WORK TO COMPLETE: If a line below contains "kunnen", count it. Report the final total and nothing more.

(Beginning of SUPPLIED MATERIAL)

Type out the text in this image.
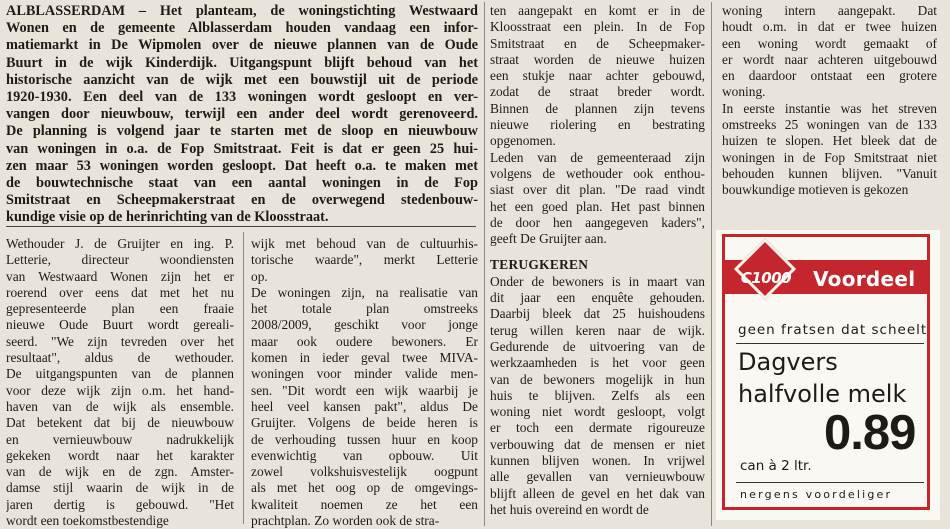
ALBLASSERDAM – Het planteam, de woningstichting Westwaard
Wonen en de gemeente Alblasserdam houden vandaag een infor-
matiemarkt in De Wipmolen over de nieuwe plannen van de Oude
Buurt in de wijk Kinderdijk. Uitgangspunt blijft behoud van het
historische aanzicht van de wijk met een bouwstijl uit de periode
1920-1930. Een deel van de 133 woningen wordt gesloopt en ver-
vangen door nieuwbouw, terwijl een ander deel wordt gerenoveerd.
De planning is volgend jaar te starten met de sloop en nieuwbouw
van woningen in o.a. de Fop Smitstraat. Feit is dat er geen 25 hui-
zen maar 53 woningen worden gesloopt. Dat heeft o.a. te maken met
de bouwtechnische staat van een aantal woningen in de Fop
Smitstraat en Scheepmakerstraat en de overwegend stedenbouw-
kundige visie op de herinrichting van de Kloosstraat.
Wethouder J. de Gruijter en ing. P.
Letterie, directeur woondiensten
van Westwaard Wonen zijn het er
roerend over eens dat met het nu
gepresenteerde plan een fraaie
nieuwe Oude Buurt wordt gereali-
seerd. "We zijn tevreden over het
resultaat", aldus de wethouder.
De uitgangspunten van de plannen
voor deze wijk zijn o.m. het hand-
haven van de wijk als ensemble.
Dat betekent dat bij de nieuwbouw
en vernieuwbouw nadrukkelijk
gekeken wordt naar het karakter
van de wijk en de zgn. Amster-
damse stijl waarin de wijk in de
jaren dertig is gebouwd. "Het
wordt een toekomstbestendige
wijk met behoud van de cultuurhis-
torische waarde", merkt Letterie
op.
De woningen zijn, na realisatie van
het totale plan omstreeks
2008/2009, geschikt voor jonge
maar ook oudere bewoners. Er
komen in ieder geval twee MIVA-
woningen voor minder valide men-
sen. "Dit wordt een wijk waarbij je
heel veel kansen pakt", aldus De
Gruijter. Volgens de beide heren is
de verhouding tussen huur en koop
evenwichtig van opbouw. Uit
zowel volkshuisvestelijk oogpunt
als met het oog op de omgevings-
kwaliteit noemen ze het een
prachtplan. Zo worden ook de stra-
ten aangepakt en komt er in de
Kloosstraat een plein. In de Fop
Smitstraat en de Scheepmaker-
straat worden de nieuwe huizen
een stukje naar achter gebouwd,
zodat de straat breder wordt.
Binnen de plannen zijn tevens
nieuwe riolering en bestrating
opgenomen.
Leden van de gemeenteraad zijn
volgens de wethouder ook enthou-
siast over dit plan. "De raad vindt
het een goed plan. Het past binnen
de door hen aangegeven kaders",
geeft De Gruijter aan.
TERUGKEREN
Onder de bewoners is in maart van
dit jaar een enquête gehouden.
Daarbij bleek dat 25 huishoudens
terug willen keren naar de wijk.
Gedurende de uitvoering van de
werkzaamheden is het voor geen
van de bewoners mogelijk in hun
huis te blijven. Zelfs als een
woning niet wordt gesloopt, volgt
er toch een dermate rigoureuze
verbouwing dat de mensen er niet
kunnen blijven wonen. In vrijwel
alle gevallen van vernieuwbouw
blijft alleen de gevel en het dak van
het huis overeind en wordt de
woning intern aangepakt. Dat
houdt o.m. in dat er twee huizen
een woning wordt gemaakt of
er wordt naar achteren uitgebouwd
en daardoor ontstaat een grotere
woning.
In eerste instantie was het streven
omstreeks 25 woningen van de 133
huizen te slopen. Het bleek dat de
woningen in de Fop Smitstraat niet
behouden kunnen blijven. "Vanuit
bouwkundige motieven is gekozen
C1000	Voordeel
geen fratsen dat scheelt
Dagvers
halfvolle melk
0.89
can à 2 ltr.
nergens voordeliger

(End of SUPPLIED MATERIAL)

WORKED SOLUTION: 2